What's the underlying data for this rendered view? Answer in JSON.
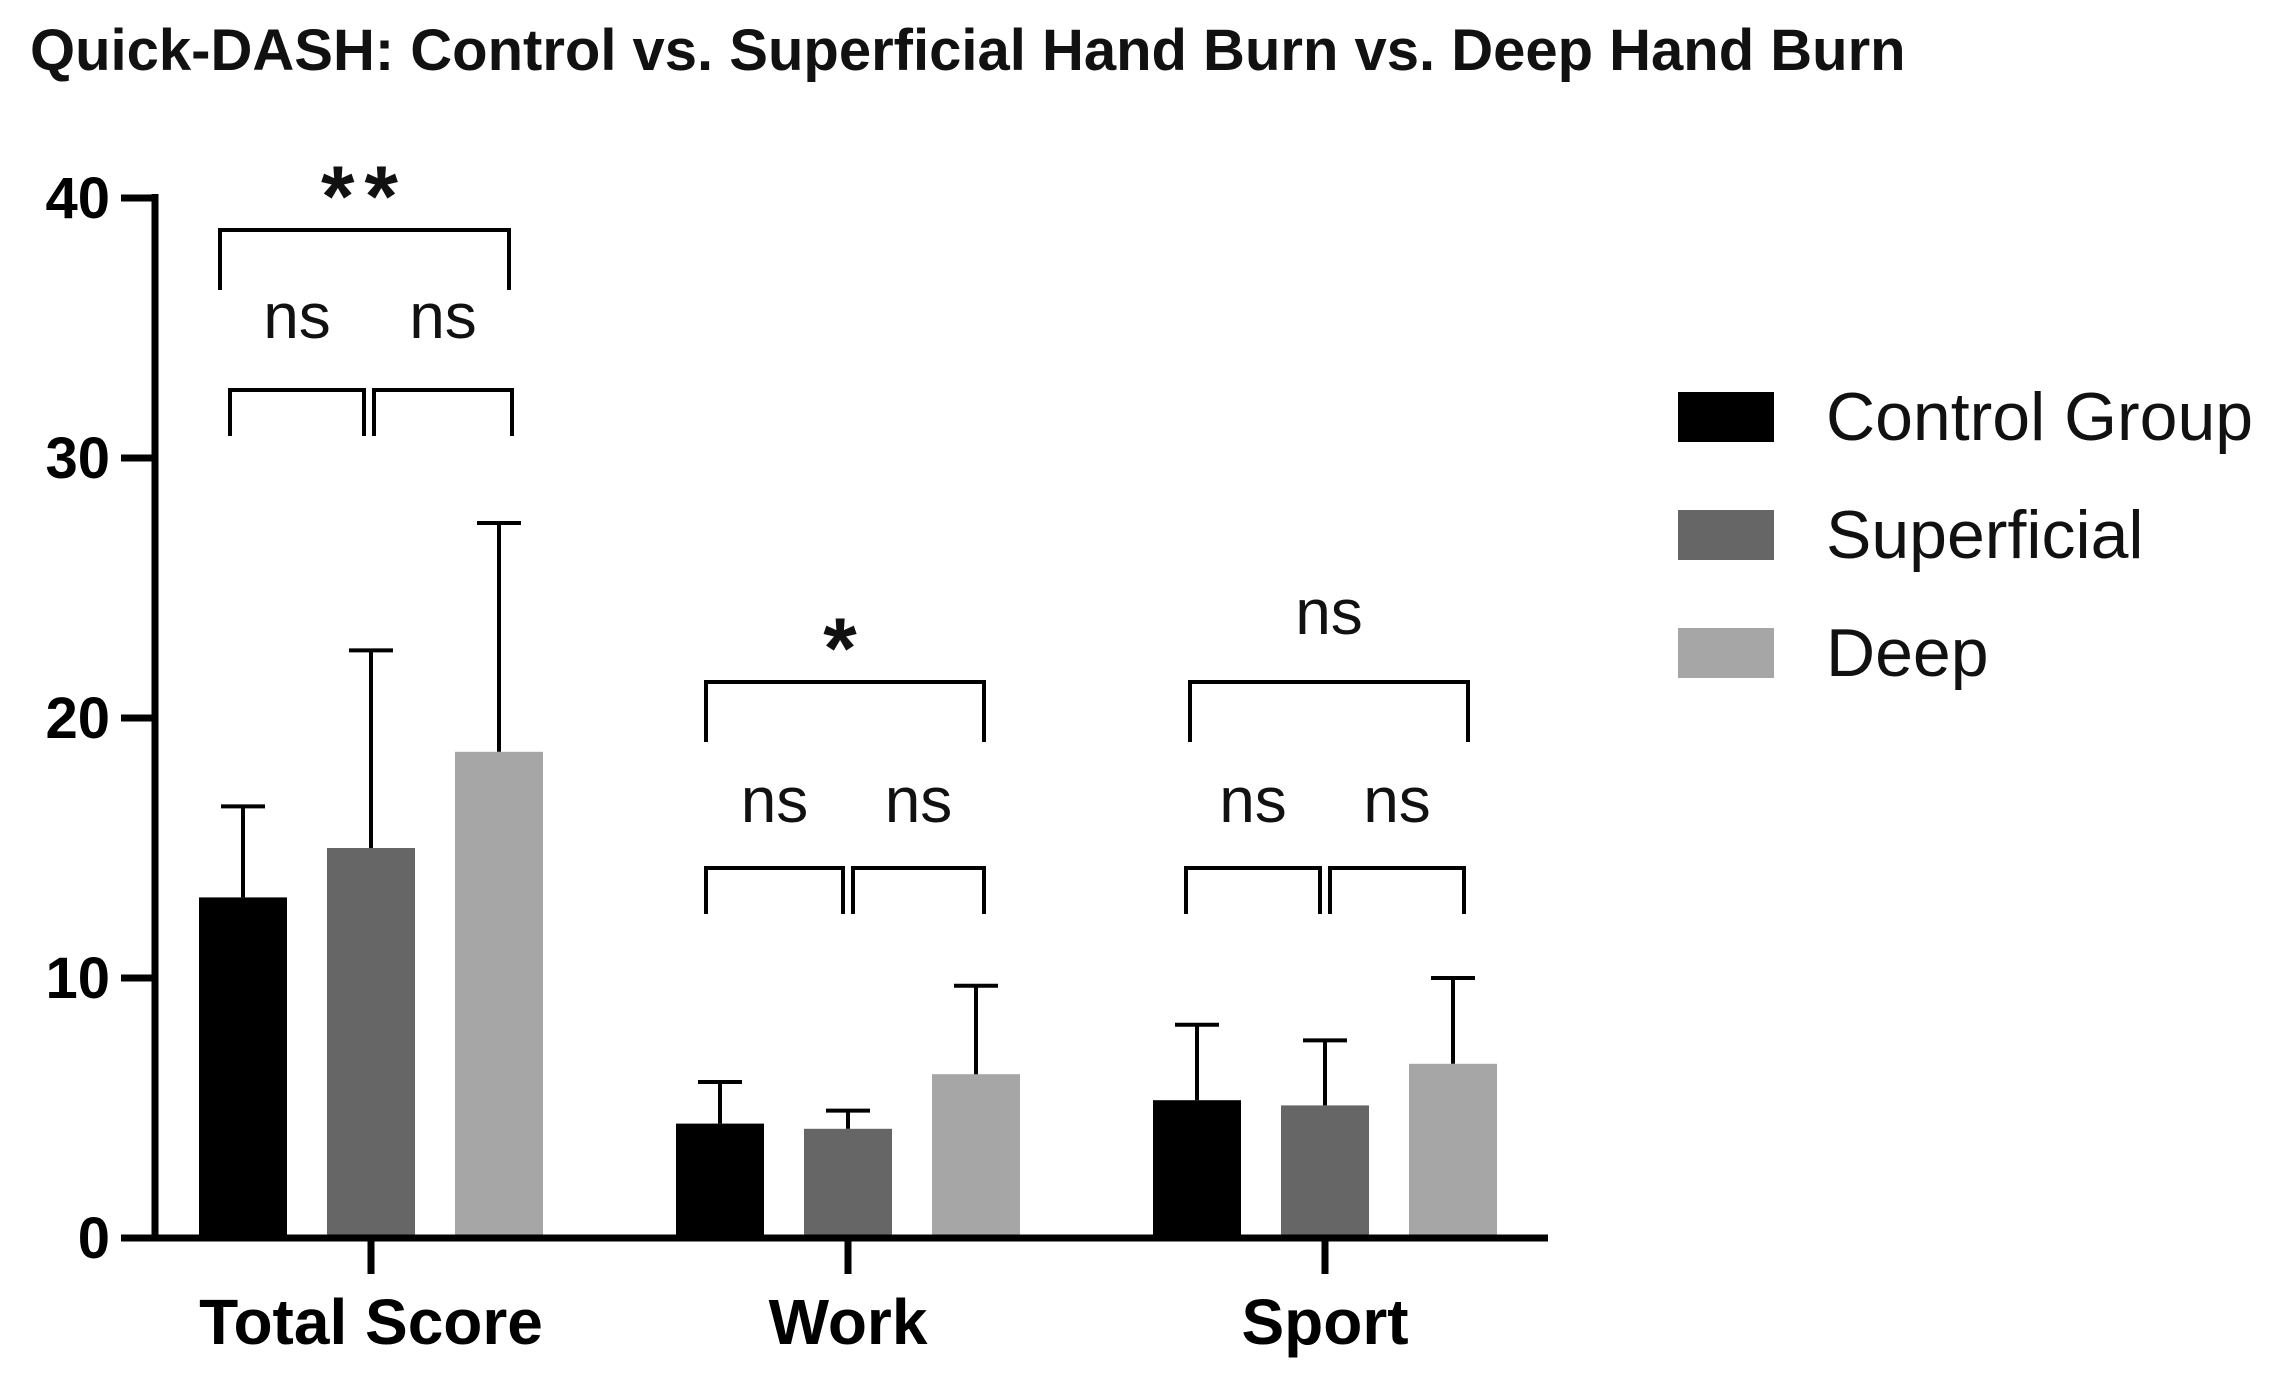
{
  "chart_data": {
    "type": "bar",
    "title": "Quick-DASH: Control vs. Superficial Hand Burn vs. Deep Hand Burn",
    "xlabel": "",
    "ylabel": "",
    "ylim": [
      0,
      40
    ],
    "yticks": [
      0,
      10,
      20,
      30,
      40
    ],
    "ytick_labels": [
      "0",
      "10",
      "20",
      "30",
      "40"
    ],
    "categories": [
      "Total Score",
      "Work",
      "Sport"
    ],
    "series": [
      {
        "name": "Control Group",
        "color": "#000000",
        "values": [
          13.1,
          4.4,
          5.3
        ],
        "errors": [
          3.5,
          1.6,
          2.9
        ]
      },
      {
        "name": "Superficial",
        "color": "#666666",
        "values": [
          15.0,
          4.2,
          5.1
        ],
        "errors": [
          7.6,
          0.7,
          2.5
        ]
      },
      {
        "name": "Deep",
        "color": "#a6a6a7",
        "values": [
          18.7,
          6.3,
          6.7
        ],
        "errors": [
          8.8,
          3.4,
          3.3
        ]
      }
    ],
    "legend": {
      "position": "right"
    },
    "grid": false,
    "significance": [
      {
        "category": "Total Score",
        "overall": "**",
        "pairwise": [
          "ns",
          "ns"
        ]
      },
      {
        "category": "Work",
        "overall": "*",
        "pairwise": [
          "ns",
          "ns"
        ]
      },
      {
        "category": "Sport",
        "overall": "ns",
        "pairwise": [
          "ns",
          "ns"
        ]
      }
    ]
  }
}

+++++

◆ WHAT TO PRODUCE: Give the number of lines in the listing above that contain "color", and nothing else.

◆ FINAL ANSWER: 3